▸ Problem to work on
From the entries that follow, pick out all lines holding "purple".

(Records from a data collection)
** Start **
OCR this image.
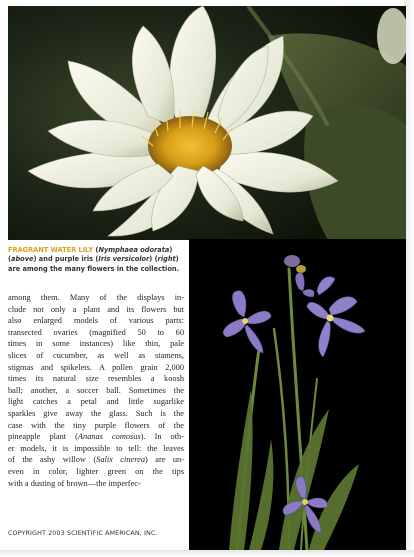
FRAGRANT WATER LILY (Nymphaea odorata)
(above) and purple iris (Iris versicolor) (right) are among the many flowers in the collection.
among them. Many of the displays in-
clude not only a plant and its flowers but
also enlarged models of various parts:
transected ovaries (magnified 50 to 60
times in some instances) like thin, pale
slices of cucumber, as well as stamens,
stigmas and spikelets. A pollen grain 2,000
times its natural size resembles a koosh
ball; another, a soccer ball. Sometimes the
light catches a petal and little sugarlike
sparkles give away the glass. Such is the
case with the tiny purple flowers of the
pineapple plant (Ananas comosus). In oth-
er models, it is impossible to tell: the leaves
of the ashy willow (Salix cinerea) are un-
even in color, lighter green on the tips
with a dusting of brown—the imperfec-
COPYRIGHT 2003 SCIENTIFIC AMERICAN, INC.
** End **
** Start **
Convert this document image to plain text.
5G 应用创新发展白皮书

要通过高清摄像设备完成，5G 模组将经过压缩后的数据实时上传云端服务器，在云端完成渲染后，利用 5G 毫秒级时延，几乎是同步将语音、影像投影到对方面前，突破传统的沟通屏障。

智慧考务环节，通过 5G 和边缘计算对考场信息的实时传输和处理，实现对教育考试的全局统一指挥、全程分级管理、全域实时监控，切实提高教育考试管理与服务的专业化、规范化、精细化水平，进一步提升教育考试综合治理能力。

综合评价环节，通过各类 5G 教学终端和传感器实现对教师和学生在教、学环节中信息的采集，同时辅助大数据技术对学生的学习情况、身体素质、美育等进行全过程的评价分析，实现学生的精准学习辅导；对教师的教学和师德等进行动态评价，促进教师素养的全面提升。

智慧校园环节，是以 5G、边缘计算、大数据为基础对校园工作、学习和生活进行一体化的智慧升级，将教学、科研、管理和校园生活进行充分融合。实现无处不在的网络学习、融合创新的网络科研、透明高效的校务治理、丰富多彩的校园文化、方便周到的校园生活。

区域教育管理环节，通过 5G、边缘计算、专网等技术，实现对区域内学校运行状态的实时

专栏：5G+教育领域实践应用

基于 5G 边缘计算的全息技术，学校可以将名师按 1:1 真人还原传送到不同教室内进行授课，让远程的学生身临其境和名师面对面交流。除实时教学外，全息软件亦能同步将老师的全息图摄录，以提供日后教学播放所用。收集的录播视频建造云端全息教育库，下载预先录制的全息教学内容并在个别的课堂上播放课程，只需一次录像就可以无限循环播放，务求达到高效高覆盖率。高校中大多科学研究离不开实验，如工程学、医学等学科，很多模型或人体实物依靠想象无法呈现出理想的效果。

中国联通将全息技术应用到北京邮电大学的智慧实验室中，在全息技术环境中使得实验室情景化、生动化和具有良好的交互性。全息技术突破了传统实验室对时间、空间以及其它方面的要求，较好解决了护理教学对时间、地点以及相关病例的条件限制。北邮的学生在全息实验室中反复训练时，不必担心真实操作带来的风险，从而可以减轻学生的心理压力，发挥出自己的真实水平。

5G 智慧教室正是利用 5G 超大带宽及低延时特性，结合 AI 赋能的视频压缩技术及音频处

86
** End **
** Start **
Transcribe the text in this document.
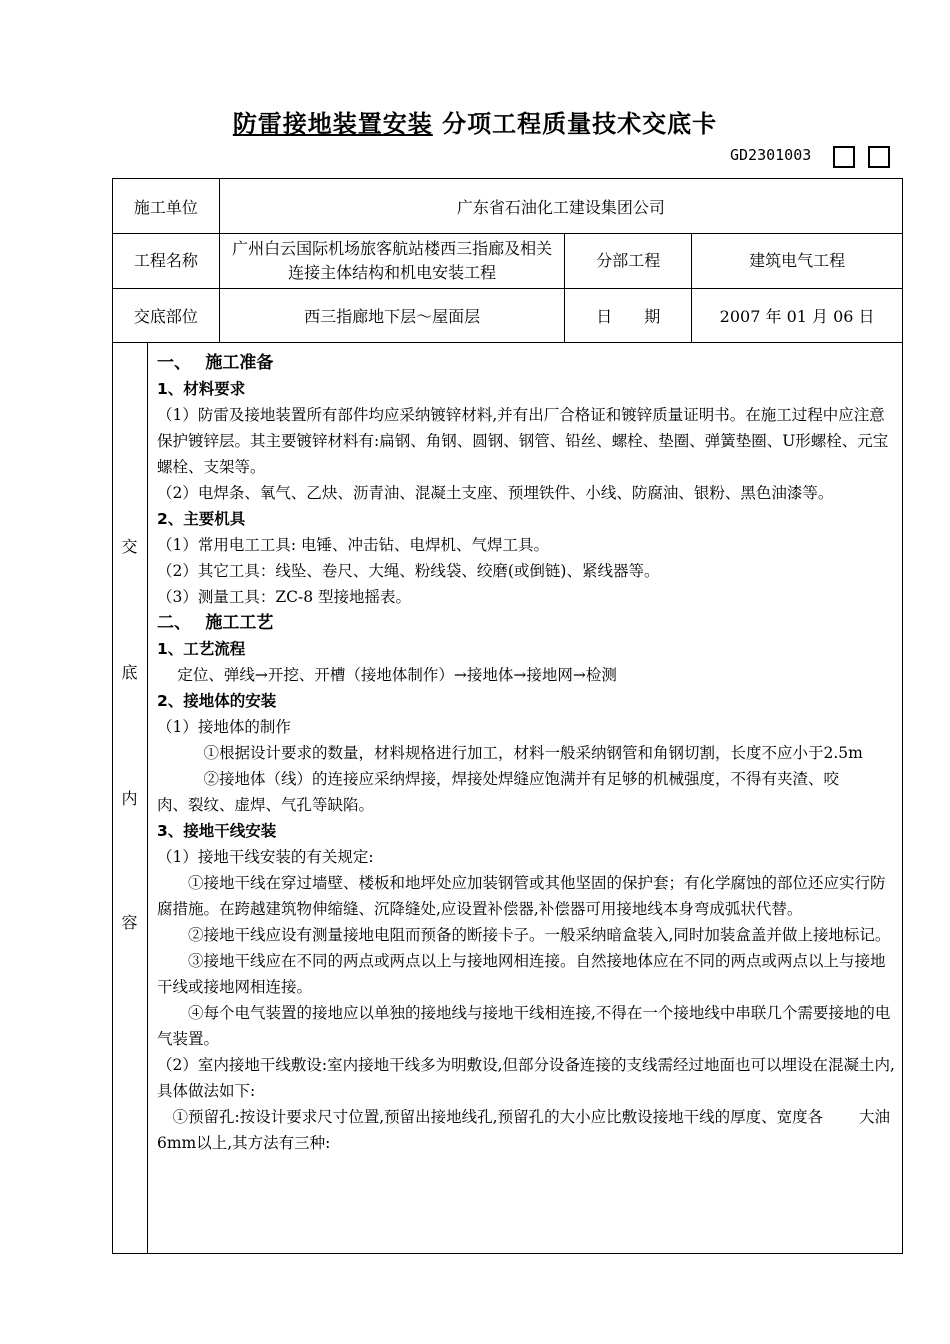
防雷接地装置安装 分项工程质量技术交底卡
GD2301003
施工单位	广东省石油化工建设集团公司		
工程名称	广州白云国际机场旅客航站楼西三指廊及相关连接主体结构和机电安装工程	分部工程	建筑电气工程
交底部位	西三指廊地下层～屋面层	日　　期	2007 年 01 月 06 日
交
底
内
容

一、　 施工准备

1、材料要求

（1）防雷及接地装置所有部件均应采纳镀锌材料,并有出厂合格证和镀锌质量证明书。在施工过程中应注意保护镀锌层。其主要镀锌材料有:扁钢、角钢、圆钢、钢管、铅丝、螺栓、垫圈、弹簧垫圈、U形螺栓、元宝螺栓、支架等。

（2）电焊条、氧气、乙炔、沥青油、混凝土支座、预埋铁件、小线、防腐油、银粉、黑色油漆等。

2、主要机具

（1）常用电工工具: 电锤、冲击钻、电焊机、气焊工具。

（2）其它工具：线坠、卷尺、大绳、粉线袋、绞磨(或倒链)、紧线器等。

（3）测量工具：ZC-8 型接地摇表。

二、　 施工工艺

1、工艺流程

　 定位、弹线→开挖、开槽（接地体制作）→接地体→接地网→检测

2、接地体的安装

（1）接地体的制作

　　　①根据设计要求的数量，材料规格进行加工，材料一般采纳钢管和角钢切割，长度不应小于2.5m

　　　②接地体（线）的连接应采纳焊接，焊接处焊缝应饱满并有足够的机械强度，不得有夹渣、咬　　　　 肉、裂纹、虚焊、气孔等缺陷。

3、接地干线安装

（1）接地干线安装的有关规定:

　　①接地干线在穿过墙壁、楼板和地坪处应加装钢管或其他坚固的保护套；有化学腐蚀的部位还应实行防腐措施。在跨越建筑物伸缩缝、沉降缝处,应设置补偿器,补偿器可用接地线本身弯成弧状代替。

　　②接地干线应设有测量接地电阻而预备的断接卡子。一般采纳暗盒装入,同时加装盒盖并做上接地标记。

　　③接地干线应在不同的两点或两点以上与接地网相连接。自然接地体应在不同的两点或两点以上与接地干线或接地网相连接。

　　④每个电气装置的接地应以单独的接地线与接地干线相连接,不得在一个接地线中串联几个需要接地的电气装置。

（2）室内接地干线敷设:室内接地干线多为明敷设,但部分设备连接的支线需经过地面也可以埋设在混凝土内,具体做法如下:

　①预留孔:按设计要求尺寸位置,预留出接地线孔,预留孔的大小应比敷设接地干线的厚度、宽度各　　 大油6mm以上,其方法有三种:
** End **
▸ Answer below
(above) and purple iris (Iris versicolor) (right) are among the many flowers in the collection.
case with the tiny purple flowers of the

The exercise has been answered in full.